* [GIVEN EXERCISE]:
Reproduce all of the data that follows, character for character.

═════ EXTRACTED INFORMATION

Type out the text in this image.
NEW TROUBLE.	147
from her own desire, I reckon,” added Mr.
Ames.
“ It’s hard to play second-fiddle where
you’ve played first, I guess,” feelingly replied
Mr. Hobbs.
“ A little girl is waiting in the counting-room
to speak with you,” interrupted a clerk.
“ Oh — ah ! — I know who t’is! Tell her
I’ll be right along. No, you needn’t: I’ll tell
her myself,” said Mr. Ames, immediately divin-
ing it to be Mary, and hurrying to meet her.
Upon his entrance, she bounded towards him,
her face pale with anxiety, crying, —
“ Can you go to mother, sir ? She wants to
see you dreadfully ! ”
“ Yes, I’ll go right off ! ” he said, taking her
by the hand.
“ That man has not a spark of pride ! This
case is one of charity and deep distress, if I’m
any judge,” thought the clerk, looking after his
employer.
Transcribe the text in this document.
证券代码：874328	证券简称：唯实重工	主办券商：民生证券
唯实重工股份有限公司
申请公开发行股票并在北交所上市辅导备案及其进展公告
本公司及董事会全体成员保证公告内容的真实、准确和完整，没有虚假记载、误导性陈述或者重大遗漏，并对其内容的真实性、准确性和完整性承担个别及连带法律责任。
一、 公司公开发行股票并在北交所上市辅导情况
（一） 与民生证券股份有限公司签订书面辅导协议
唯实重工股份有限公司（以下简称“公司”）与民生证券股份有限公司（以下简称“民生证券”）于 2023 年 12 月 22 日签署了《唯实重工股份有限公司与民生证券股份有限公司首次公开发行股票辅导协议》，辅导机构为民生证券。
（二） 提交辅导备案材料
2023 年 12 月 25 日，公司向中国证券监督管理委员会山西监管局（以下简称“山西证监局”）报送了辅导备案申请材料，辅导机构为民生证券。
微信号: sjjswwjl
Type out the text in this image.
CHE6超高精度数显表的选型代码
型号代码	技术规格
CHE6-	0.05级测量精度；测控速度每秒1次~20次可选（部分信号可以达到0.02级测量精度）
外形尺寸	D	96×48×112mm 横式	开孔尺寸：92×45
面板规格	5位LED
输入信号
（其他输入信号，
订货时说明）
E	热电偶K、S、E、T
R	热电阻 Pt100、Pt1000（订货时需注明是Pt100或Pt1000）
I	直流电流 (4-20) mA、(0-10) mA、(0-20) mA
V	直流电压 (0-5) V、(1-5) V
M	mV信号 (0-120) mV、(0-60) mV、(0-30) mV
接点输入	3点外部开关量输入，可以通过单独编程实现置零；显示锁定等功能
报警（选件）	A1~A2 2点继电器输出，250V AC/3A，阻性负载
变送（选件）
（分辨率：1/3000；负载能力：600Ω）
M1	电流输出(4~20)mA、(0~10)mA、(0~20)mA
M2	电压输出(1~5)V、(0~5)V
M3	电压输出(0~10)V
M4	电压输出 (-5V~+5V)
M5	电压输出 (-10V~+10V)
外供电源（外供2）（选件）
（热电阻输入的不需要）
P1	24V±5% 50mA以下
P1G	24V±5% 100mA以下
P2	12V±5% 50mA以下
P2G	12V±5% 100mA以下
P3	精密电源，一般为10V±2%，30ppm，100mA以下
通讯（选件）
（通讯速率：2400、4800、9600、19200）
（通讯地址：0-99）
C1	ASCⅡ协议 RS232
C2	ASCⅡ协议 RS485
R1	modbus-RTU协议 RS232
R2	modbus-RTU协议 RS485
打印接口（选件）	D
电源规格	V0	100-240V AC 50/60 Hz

══════════

* [RESPONSE]:
Type out the text in this image.
NEW TROUBLE.	147
from her own desire, I reckon,” added Mr.
Ames.
“ It’s hard to play second-fiddle where
you’ve played first, I guess,” feelingly replied
Mr. Hobbs.
“ A little girl is waiting in the counting-room
to speak with you,” interrupted a clerk.
“ Oh — ah ! — I know who t’is! Tell her
I’ll be right along. No, you needn’t: I’ll tell
her myself,” said Mr. Ames, immediately divin-
ing it to be Mary, and hurrying to meet her.
Upon his entrance, she bounded towards him,
her face pale with anxiety, crying, —
“ Can you go to mother, sir ? She wants to
see you dreadfully ! ”
“ Yes, I’ll go right off ! ” he said, taking her
by the hand.
“ That man has not a spark of pride ! This
case is one of charity and deep distress, if I’m
any judge,” thought the clerk, looking after his
employer.
Transcribe the text in this document.
证券代码：874328	证券简称：唯实重工	主办券商：民生证券
唯实重工股份有限公司
申请公开发行股票并在北交所上市辅导备案及其进展公告
本公司及董事会全体成员保证公告内容的真实、准确和完整，没有虚假记载、误导性陈述或者重大遗漏，并对其内容的真实性、准确性和完整性承担个别及连带法律责任。
一、 公司公开发行股票并在北交所上市辅导情况
（一） 与民生证券股份有限公司签订书面辅导协议
唯实重工股份有限公司（以下简称“公司”）与民生证券股份有限公司（以下简称“民生证券”）于 2023 年 12 月 22 日签署了《唯实重工股份有限公司与民生证券股份有限公司首次公开发行股票辅导协议》，辅导机构为民生证券。
（二） 提交辅导备案材料
2023 年 12 月 25 日，公司向中国证券监督管理委员会山西监管局（以下简称“山西证监局”）报送了辅导备案申请材料，辅导机构为民生证券。
微信号: sjjswwjl
Type out the text in this image.
CHE6超高精度数显表的选型代码
型号代码	技术规格
CHE6-	0.05级测量精度；测控速度每秒1次~20次可选（部分信号可以达到0.02级测量精度）
外形尺寸	D	96×48×112mm 横式	开孔尺寸：92×45
面板规格	5位LED
输入信号
（其他输入信号，
订货时说明）
E	热电偶K、S、E、T
R	热电阻 Pt100、Pt1000（订货时需注明是Pt100或Pt1000）
I	直流电流 (4-20) mA、(0-10) mA、(0-20) mA
V	直流电压 (0-5) V、(1-5) V
M	mV信号 (0-120) mV、(0-60) mV、(0-30) mV
接点输入	3点外部开关量输入，可以通过单独编程实现置零；显示锁定等功能
报警（选件）	A1~A2 2点继电器输出，250V AC/3A，阻性负载
变送（选件）
（分辨率：1/3000；负载能力：600Ω）
M1	电流输出(4~20)mA、(0~10)mA、(0~20)mA
M2	电压输出(1~5)V、(0~5)V
M3	电压输出(0~10)V
M4	电压输出 (-5V~+5V)
M5	电压输出 (-10V~+10V)
外供电源（外供2）（选件）
（热电阻输入的不需要）
P1	24V±5% 50mA以下
P1G	24V±5% 100mA以下
P2	12V±5% 50mA以下
P2G	12V±5% 100mA以下
P3	精密电源，一般为10V±2%，30ppm，100mA以下
通讯（选件）
（通讯速率：2400、4800、9600、19200）
（通讯地址：0-99）
C1	ASCⅡ协议 RS232
C2	ASCⅡ协议 RS485
R1	modbus-RTU协议 RS232
R2	modbus-RTU协议 RS485
打印接口（选件）	D
电源规格	V0	100-240V AC 50/60 Hz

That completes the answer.